EXERCISE DESCRIPTION.
Copy every row from the one containing "List each element" down to the one containing "legend-item: Peu satisfaisant", keeping both of those rows, and leave the pictures out of your answer.

RECORDS TO PROCESS.

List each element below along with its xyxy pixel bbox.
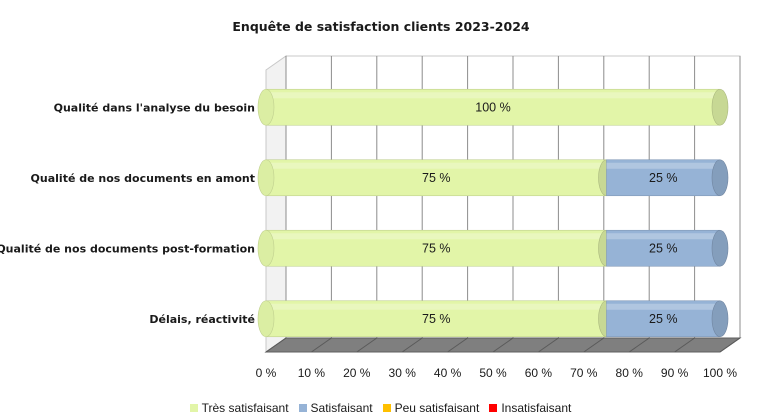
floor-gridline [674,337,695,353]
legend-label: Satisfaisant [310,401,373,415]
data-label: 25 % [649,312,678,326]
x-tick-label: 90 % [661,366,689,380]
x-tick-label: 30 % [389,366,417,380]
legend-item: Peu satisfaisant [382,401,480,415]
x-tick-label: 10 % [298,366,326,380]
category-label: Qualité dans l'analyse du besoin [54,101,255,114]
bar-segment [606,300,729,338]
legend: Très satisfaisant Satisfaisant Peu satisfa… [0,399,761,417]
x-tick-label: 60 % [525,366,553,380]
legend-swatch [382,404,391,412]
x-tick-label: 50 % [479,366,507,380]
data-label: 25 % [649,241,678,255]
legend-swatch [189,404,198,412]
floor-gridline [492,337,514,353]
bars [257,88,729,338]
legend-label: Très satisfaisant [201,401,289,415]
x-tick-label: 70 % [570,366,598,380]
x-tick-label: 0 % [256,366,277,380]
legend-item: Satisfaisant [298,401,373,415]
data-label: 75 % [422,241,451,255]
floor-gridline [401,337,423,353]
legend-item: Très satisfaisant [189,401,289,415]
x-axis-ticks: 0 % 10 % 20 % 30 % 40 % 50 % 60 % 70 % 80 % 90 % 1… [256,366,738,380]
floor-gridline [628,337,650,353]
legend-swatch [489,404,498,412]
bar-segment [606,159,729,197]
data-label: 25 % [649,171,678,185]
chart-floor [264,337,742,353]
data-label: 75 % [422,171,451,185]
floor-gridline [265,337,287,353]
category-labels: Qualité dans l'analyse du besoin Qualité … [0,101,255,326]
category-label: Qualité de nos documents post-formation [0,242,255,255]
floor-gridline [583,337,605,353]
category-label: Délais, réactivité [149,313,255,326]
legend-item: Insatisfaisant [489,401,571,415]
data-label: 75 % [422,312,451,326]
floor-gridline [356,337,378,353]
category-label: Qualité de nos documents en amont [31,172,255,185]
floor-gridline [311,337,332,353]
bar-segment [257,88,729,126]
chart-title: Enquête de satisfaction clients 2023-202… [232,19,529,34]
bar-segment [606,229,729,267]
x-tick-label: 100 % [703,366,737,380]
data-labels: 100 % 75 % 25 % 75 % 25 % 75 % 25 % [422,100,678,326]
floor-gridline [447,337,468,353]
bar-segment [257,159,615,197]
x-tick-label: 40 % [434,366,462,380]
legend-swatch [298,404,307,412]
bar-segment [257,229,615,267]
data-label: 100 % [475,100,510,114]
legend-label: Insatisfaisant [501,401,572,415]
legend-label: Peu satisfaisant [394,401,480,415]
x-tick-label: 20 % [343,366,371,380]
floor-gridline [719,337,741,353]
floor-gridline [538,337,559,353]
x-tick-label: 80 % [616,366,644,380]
...
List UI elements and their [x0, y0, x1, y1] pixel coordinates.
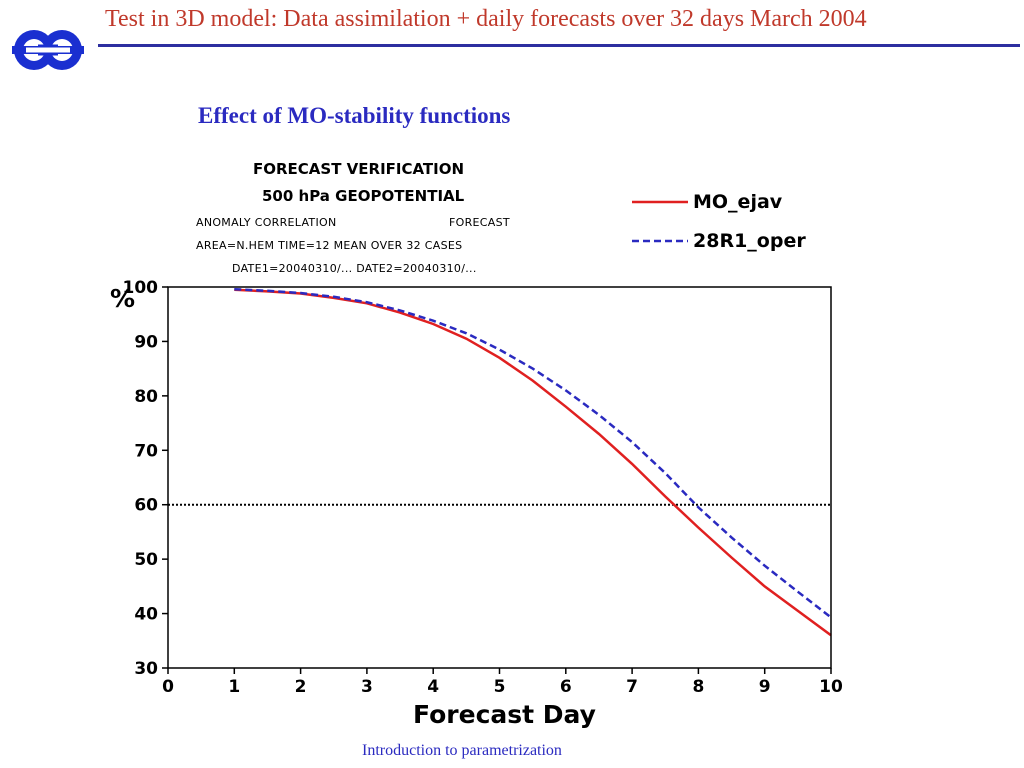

RESPONSE TO THE EXERCISE.
List each element below along with its xyxy pixel bbox.
floor-gridline [674,337,695,353]
legend-label: Satisfaisant [310,401,373,415]
data-label: 25 % [649,312,678,326]
x-tick-label: 90 % [661,366,689,380]
x-tick-label: 30 % [389,366,417,380]
legend-item: Peu satisfaisant [382,401,480,415]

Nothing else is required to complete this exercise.